■ **WRITTEN EXERCISE**: Give the entries again exactly, every one of them.
### PROVIDED DATA ###
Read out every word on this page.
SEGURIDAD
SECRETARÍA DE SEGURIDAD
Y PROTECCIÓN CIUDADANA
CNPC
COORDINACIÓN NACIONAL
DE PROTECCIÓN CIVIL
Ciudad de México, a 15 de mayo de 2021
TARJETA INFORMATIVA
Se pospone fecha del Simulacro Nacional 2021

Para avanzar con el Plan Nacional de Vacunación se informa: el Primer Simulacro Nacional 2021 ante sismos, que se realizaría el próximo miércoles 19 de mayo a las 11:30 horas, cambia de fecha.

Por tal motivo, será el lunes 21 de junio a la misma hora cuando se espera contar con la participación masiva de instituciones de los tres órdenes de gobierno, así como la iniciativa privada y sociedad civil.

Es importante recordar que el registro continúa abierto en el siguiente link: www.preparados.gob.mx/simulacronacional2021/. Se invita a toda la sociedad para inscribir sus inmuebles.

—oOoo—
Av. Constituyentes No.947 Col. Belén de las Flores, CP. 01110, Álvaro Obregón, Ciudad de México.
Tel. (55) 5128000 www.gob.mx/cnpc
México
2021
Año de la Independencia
###
■ **SOLUTION TO THIS EXERCISE**:
Read out every word on this page.
SEGURIDAD
SECRETARÍA DE SEGURIDAD
Y PROTECCIÓN CIUDADANA
CNPC
COORDINACIÓN NACIONAL
DE PROTECCIÓN CIVIL
Ciudad de México, a 15 de mayo de 2021
TARJETA INFORMATIVA
Se pospone fecha del Simulacro Nacional 2021

Para avanzar con el Plan Nacional de Vacunación se informa: el Primer Simulacro Nacional 2021 ante sismos, que se realizaría el próximo miércoles 19 de mayo a las 11:30 horas, cambia de fecha.

Por tal motivo, será el lunes 21 de junio a la misma hora cuando se espera contar con la participación masiva de instituciones de los tres órdenes de gobierno, así como la iniciativa privada y sociedad civil.

Es importante recordar que el registro continúa abierto en el siguiente link: www.preparados.gob.mx/simulacronacional2021/. Se invita a toda la sociedad para inscribir sus inmuebles.

—oOoo—
Av. Constituyentes No.947 Col. Belén de las Flores, CP. 01110, Álvaro Obregón, Ciudad de México.
Tel. (55) 5128000 www.gob.mx/cnpc
México
2021
Año de la Independencia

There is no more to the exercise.